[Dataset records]
····················
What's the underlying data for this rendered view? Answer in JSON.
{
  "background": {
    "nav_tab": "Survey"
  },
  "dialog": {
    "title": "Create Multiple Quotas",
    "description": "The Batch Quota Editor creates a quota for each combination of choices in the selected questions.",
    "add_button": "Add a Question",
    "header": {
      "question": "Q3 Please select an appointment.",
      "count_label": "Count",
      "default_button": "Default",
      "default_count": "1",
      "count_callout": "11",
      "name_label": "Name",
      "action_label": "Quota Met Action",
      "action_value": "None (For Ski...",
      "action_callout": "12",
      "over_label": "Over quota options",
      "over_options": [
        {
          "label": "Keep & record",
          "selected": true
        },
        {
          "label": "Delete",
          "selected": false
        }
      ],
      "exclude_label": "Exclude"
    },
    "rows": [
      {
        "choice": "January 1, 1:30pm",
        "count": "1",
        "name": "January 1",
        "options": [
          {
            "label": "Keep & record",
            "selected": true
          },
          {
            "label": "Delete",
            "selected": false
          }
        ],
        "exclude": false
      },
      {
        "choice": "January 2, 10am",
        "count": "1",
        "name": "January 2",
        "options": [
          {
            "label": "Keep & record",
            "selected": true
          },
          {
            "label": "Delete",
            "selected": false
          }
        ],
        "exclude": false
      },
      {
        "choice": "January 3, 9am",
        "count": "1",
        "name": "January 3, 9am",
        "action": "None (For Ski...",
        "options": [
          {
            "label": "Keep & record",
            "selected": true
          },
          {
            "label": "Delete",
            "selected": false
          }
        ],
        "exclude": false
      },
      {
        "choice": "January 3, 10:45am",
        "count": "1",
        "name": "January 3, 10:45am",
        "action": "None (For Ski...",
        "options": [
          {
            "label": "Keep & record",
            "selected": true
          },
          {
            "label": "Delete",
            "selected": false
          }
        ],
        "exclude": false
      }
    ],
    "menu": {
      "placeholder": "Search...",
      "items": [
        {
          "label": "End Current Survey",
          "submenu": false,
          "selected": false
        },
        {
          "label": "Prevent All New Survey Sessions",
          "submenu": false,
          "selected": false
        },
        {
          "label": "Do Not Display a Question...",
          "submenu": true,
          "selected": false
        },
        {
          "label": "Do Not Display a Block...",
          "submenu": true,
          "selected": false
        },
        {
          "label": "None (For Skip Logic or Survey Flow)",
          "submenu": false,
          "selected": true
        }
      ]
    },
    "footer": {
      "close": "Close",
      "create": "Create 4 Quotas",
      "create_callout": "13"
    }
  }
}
····················
Written instruction:
Restate every entry word for word.

Solution to the exercise:
What's the underlying data for this rendered view? Answer in JSON.
{
  "background": {
    "nav_tab": "Survey"
  },
  "dialog": {
    "title": "Create Multiple Quotas",
    "description": "The Batch Quota Editor creates a quota for each combination of choices in the selected questions.",
    "add_button": "Add a Question",
    "header": {
      "question": "Q3 Please select an appointment.",
      "count_label": "Count",
      "default_button": "Default",
      "default_count": "1",
      "count_callout": "11",
      "name_label": "Name",
      "action_label": "Quota Met Action",
      "action_value": "None (For Ski...",
      "action_callout": "12",
      "over_label": "Over quota options",
      "over_options": [
        {
          "label": "Keep & record",
          "selected": true
        },
        {
          "label": "Delete",
          "selected": false
        }
      ],
      "exclude_label": "Exclude"
    },
    "rows": [
      {
        "choice": "January 1, 1:30pm",
        "count": "1",
        "name": "January 1",
        "options": [
          {
            "label": "Keep & record",
            "selected": true
          },
          {
            "label": "Delete",
            "selected": false
          }
        ],
        "exclude": false
      },
      {
        "choice": "January 2, 10am",
        "count": "1",
        "name": "January 2",
        "options": [
          {
            "label": "Keep & record",
            "selected": true
          },
          {
            "label": "Delete",
            "selected": false
          }
        ],
        "exclude": false
      },
      {
        "choice": "January 3, 9am",
        "count": "1",
        "name": "January 3, 9am",
        "action": "None (For Ski...",
        "options": [
          {
            "label": "Keep & record",
            "selected": true
          },
          {
            "label": "Delete",
            "selected": false
          }
        ],
        "exclude": false
      },
      {
        "choice": "January 3, 10:45am",
        "count": "1",
        "name": "January 3, 10:45am",
        "action": "None (For Ski...",
        "options": [
          {
            "label": "Keep & record",
            "selected": true
          },
          {
            "label": "Delete",
            "selected": false
          }
        ],
        "exclude": false
      }
    ],
    "menu": {
      "placeholder": "Search...",
      "items": [
        {
          "label": "End Current Survey",
          "submenu": false,
          "selected": false
        },
        {
          "label": "Prevent All New Survey Sessions",
          "submenu": false,
          "selected": false
        },
        {
          "label": "Do Not Display a Question...",
          "submenu": true,
          "selected": false
        },
        {
          "label": "Do Not Display a Block...",
          "submenu": true,
          "selected": false
        },
        {
          "label": "None (For Skip Logic or Survey Flow)",
          "submenu": false,
          "selected": true
        }
      ]
    },
    "footer": {
      "close": "Close",
      "create": "Create 4 Quotas",
      "create_callout": "13"
    }
  }
}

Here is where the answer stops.